-- start INPUT DATA --

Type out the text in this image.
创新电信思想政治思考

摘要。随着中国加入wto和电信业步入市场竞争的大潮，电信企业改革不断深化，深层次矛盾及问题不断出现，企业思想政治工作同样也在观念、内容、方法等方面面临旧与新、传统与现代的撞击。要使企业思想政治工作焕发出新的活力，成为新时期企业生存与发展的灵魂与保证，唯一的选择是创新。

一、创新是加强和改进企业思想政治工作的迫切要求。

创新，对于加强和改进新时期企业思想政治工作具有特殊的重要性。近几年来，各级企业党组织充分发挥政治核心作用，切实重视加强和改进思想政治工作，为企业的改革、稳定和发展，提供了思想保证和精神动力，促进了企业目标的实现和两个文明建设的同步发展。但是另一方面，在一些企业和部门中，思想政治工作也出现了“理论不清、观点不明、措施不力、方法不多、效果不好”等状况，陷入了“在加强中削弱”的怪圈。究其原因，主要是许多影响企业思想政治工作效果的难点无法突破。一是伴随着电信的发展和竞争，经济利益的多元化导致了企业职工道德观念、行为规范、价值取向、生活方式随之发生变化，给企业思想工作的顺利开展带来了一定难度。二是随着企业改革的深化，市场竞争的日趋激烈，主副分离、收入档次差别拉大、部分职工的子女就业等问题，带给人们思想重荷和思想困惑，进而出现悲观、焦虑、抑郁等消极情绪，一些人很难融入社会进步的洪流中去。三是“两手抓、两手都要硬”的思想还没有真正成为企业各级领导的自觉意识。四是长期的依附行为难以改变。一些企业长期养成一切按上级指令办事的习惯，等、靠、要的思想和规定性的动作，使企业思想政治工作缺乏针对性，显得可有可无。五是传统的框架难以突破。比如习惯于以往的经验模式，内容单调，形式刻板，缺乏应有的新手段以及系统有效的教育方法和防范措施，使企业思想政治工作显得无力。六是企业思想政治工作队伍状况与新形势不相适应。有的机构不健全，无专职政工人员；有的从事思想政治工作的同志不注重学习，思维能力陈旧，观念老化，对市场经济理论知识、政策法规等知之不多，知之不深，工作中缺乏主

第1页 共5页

-- end INPUT DATA --

• PROBLEM DESCRIPTION: Output every record above exactly as it appears.

• OUTPUT BELOW:
Type out the text in this image.
创新电信思想政治思考

摘要。随着中国加入wto和电信业步入市场竞争的大潮，电信企业改革不断深化，深层次矛盾及问题不断出现，企业思想政治工作同样也在观念、内容、方法等方面面临旧与新、传统与现代的撞击。要使企业思想政治工作焕发出新的活力，成为新时期企业生存与发展的灵魂与保证，唯一的选择是创新。

一、创新是加强和改进企业思想政治工作的迫切要求。

创新，对于加强和改进新时期企业思想政治工作具有特殊的重要性。近几年来，各级企业党组织充分发挥政治核心作用，切实重视加强和改进思想政治工作，为企业的改革、稳定和发展，提供了思想保证和精神动力，促进了企业目标的实现和两个文明建设的同步发展。但是另一方面，在一些企业和部门中，思想政治工作也出现了“理论不清、观点不明、措施不力、方法不多、效果不好”等状况，陷入了“在加强中削弱”的怪圈。究其原因，主要是许多影响企业思想政治工作效果的难点无法突破。一是伴随着电信的发展和竞争，经济利益的多元化导致了企业职工道德观念、行为规范、价值取向、生活方式随之发生变化，给企业思想工作的顺利开展带来了一定难度。二是随着企业改革的深化，市场竞争的日趋激烈，主副分离、收入档次差别拉大、部分职工的子女就业等问题，带给人们思想重荷和思想困惑，进而出现悲观、焦虑、抑郁等消极情绪，一些人很难融入社会进步的洪流中去。三是“两手抓、两手都要硬”的思想还没有真正成为企业各级领导的自觉意识。四是长期的依附行为难以改变。一些企业长期养成一切按上级指令办事的习惯，等、靠、要的思想和规定性的动作，使企业思想政治工作缺乏针对性，显得可有可无。五是传统的框架难以突破。比如习惯于以往的经验模式，内容单调，形式刻板，缺乏应有的新手段以及系统有效的教育方法和防范措施，使企业思想政治工作显得无力。六是企业思想政治工作队伍状况与新形势不相适应。有的机构不健全，无专职政工人员；有的从事思想政治工作的同志不注重学习，思维能力陈旧，观念老化，对市场经济理论知识、政策法规等知之不多，知之不深，工作中缺乏主

第1页 共5页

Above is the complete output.